--- PROVIDED DATA ---
- - - -

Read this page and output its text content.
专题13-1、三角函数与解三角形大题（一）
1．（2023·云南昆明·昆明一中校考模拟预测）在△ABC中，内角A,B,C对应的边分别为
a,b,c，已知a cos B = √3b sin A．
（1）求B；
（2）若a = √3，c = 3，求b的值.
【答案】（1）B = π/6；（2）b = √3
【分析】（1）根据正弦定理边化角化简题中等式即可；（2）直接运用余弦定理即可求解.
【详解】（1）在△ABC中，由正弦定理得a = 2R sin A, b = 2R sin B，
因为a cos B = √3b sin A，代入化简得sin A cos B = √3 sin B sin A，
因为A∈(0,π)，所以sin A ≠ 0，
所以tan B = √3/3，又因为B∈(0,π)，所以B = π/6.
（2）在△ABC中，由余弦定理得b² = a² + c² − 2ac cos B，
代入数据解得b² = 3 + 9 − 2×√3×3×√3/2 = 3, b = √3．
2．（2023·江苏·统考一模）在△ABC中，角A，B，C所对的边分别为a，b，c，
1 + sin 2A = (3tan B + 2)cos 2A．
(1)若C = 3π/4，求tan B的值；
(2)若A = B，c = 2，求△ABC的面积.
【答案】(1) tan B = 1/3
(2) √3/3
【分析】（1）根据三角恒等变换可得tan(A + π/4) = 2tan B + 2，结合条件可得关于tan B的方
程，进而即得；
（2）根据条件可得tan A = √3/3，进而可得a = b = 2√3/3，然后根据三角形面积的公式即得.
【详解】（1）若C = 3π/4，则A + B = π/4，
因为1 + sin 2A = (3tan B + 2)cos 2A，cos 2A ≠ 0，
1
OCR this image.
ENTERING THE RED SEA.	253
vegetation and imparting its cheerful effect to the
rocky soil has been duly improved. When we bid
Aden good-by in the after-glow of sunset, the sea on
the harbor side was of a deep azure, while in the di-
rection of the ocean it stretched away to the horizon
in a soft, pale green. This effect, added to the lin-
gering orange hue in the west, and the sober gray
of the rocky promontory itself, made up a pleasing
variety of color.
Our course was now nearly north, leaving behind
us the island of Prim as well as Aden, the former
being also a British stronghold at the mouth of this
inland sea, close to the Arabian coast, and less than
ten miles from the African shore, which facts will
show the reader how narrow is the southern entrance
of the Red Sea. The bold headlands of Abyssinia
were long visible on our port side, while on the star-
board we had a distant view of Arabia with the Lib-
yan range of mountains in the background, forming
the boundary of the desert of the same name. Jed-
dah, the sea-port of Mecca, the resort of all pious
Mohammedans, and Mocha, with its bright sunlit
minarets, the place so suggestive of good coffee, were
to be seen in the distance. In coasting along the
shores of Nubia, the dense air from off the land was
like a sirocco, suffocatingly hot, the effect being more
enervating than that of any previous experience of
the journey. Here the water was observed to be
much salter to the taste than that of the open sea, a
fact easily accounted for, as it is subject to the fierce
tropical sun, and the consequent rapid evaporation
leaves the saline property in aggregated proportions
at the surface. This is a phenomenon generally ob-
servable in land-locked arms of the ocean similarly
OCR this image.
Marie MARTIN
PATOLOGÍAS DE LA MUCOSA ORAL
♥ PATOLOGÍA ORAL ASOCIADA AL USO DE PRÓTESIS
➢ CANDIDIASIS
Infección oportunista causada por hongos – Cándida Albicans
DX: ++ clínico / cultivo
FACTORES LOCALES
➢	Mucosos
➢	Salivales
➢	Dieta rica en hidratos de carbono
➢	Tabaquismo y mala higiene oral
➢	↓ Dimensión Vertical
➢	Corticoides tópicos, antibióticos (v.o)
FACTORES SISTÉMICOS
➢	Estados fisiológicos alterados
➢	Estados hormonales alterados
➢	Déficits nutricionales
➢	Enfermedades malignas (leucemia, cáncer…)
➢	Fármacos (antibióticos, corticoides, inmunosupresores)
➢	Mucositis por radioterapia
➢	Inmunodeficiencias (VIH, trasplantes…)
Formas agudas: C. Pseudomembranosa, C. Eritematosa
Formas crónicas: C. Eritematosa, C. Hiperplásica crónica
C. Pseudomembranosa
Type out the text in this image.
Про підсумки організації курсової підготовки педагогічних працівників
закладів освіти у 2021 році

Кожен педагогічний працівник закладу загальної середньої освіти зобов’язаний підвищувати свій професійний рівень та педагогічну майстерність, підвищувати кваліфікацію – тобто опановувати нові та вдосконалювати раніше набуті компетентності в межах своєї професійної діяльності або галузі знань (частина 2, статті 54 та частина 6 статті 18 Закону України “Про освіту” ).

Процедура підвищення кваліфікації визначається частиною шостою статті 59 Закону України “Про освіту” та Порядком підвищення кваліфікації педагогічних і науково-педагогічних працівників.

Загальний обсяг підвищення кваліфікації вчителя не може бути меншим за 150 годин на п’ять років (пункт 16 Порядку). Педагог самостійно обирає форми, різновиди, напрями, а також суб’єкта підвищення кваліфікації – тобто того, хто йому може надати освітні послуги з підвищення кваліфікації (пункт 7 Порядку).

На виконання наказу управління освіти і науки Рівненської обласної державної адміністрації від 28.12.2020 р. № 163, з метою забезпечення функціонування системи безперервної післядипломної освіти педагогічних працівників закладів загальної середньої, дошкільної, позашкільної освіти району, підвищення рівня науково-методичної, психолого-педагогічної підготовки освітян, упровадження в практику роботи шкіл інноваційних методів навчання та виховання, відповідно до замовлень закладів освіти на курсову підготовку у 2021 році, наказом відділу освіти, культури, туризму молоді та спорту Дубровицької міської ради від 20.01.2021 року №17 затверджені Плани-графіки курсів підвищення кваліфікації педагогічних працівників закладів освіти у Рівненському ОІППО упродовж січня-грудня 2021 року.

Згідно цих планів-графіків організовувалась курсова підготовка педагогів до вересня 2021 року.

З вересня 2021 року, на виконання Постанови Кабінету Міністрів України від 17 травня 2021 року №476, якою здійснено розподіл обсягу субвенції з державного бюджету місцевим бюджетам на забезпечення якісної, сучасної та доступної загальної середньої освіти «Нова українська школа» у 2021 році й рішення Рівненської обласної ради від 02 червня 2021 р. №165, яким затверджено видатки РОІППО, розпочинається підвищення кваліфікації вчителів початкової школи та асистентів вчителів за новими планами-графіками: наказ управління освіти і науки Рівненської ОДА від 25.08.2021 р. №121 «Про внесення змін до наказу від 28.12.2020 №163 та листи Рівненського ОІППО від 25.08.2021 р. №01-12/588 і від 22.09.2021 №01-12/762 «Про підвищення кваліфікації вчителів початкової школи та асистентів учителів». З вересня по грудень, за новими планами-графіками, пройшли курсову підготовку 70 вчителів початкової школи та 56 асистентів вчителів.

- - - -

--- THE TASK ---
Copy out each line above, character for character.

--- EXPECTED ANSWER ---
Read this page and output its text content.
专题13-1、三角函数与解三角形大题（一）
1．（2023·云南昆明·昆明一中校考模拟预测）在△ABC中，内角A,B,C对应的边分别为
a,b,c，已知a cos B = √3b sin A．
（1）求B；
（2）若a = √3，c = 3，求b的值.
【答案】（1）B = π/6；（2）b = √3
【分析】（1）根据正弦定理边化角化简题中等式即可；（2）直接运用余弦定理即可求解.
【详解】（1）在△ABC中，由正弦定理得a = 2R sin A, b = 2R sin B，
因为a cos B = √3b sin A，代入化简得sin A cos B = √3 sin B sin A，
因为A∈(0,π)，所以sin A ≠ 0，
所以tan B = √3/3，又因为B∈(0,π)，所以B = π/6.
（2）在△ABC中，由余弦定理得b² = a² + c² − 2ac cos B，
代入数据解得b² = 3 + 9 − 2×√3×3×√3/2 = 3, b = √3．
2．（2023·江苏·统考一模）在△ABC中，角A，B，C所对的边分别为a，b，c，
1 + sin 2A = (3tan B + 2)cos 2A．
(1)若C = 3π/4，求tan B的值；
(2)若A = B，c = 2，求△ABC的面积.
【答案】(1) tan B = 1/3
(2) √3/3
【分析】（1）根据三角恒等变换可得tan(A + π/4) = 2tan B + 2，结合条件可得关于tan B的方
程，进而即得；
（2）根据条件可得tan A = √3/3，进而可得a = b = 2√3/3，然后根据三角形面积的公式即得.
【详解】（1）若C = 3π/4，则A + B = π/4，
因为1 + sin 2A = (3tan B + 2)cos 2A，cos 2A ≠ 0，
1
OCR this image.
ENTERING THE RED SEA.	253
vegetation and imparting its cheerful effect to the
rocky soil has been duly improved. When we bid
Aden good-by in the after-glow of sunset, the sea on
the harbor side was of a deep azure, while in the di-
rection of the ocean it stretched away to the horizon
in a soft, pale green. This effect, added to the lin-
gering orange hue in the west, and the sober gray
of the rocky promontory itself, made up a pleasing
variety of color.
Our course was now nearly north, leaving behind
us the island of Prim as well as Aden, the former
being also a British stronghold at the mouth of this
inland sea, close to the Arabian coast, and less than
ten miles from the African shore, which facts will
show the reader how narrow is the southern entrance
of the Red Sea. The bold headlands of Abyssinia
were long visible on our port side, while on the star-
board we had a distant view of Arabia with the Lib-
yan range of mountains in the background, forming
the boundary of the desert of the same name. Jed-
dah, the sea-port of Mecca, the resort of all pious
Mohammedans, and Mocha, with its bright sunlit
minarets, the place so suggestive of good coffee, were
to be seen in the distance. In coasting along the
shores of Nubia, the dense air from off the land was
like a sirocco, suffocatingly hot, the effect being more
enervating than that of any previous experience of
the journey. Here the water was observed to be
much salter to the taste than that of the open sea, a
fact easily accounted for, as it is subject to the fierce
tropical sun, and the consequent rapid evaporation
leaves the saline property in aggregated proportions
at the surface. This is a phenomenon generally ob-
servable in land-locked arms of the ocean similarly
OCR this image.
Marie MARTIN
PATOLOGÍAS DE LA MUCOSA ORAL
♥ PATOLOGÍA ORAL ASOCIADA AL USO DE PRÓTESIS
➢ CANDIDIASIS
Infección oportunista causada por hongos – Cándida Albicans
DX: ++ clínico / cultivo
FACTORES LOCALES
➢	Mucosos
➢	Salivales
➢	Dieta rica en hidratos de carbono
➢	Tabaquismo y mala higiene oral
➢	↓ Dimensión Vertical
➢	Corticoides tópicos, antibióticos (v.o)
FACTORES SISTÉMICOS
➢	Estados fisiológicos alterados
➢	Estados hormonales alterados
➢	Déficits nutricionales
➢	Enfermedades malignas (leucemia, cáncer…)
➢	Fármacos (antibióticos, corticoides, inmunosupresores)
➢	Mucositis por radioterapia
➢	Inmunodeficiencias (VIH, trasplantes…)
Formas agudas: C. Pseudomembranosa, C. Eritematosa
Formas crónicas: C. Eritematosa, C. Hiperplásica crónica
C. Pseudomembranosa
Type out the text in this image.
Про підсумки організації курсової підготовки педагогічних працівників
закладів освіти у 2021 році

Кожен педагогічний працівник закладу загальної середньої освіти зобов’язаний підвищувати свій професійний рівень та педагогічну майстерність, підвищувати кваліфікацію – тобто опановувати нові та вдосконалювати раніше набуті компетентності в межах своєї професійної діяльності або галузі знань (частина 2, статті 54 та частина 6 статті 18 Закону України “Про освіту” ).

Процедура підвищення кваліфікації визначається частиною шостою статті 59 Закону України “Про освіту” та Порядком підвищення кваліфікації педагогічних і науково-педагогічних працівників.

Загальний обсяг підвищення кваліфікації вчителя не може бути меншим за 150 годин на п’ять років (пункт 16 Порядку). Педагог самостійно обирає форми, різновиди, напрями, а також суб’єкта підвищення кваліфікації – тобто того, хто йому може надати освітні послуги з підвищення кваліфікації (пункт 7 Порядку).

На виконання наказу управління освіти і науки Рівненської обласної державної адміністрації від 28.12.2020 р. № 163, з метою забезпечення функціонування системи безперервної післядипломної освіти педагогічних працівників закладів загальної середньої, дошкільної, позашкільної освіти району, підвищення рівня науково-методичної, психолого-педагогічної підготовки освітян, упровадження в практику роботи шкіл інноваційних методів навчання та виховання, відповідно до замовлень закладів освіти на курсову підготовку у 2021 році, наказом відділу освіти, культури, туризму молоді та спорту Дубровицької міської ради від 20.01.2021 року №17 затверджені Плани-графіки курсів підвищення кваліфікації педагогічних працівників закладів освіти у Рівненському ОІППО упродовж січня-грудня 2021 року.

Згідно цих планів-графіків організовувалась курсова підготовка педагогів до вересня 2021 року.

З вересня 2021 року, на виконання Постанови Кабінету Міністрів України від 17 травня 2021 року №476, якою здійснено розподіл обсягу субвенції з державного бюджету місцевим бюджетам на забезпечення якісної, сучасної та доступної загальної середньої освіти «Нова українська школа» у 2021 році й рішення Рівненської обласної ради від 02 червня 2021 р. №165, яким затверджено видатки РОІППО, розпочинається підвищення кваліфікації вчителів початкової школи та асистентів вчителів за новими планами-графіками: наказ управління освіти і науки Рівненської ОДА від 25.08.2021 р. №121 «Про внесення змін до наказу від 28.12.2020 №163 та листи Рівненського ОІППО від 25.08.2021 р. №01-12/588 і від 22.09.2021 №01-12/762 «Про підвищення кваліфікації вчителів початкової школи та асистентів учителів». З вересня по грудень, за новими планами-графіками, пройшли курсову підготовку 70 вчителів початкової школи та 56 асистентів вчителів.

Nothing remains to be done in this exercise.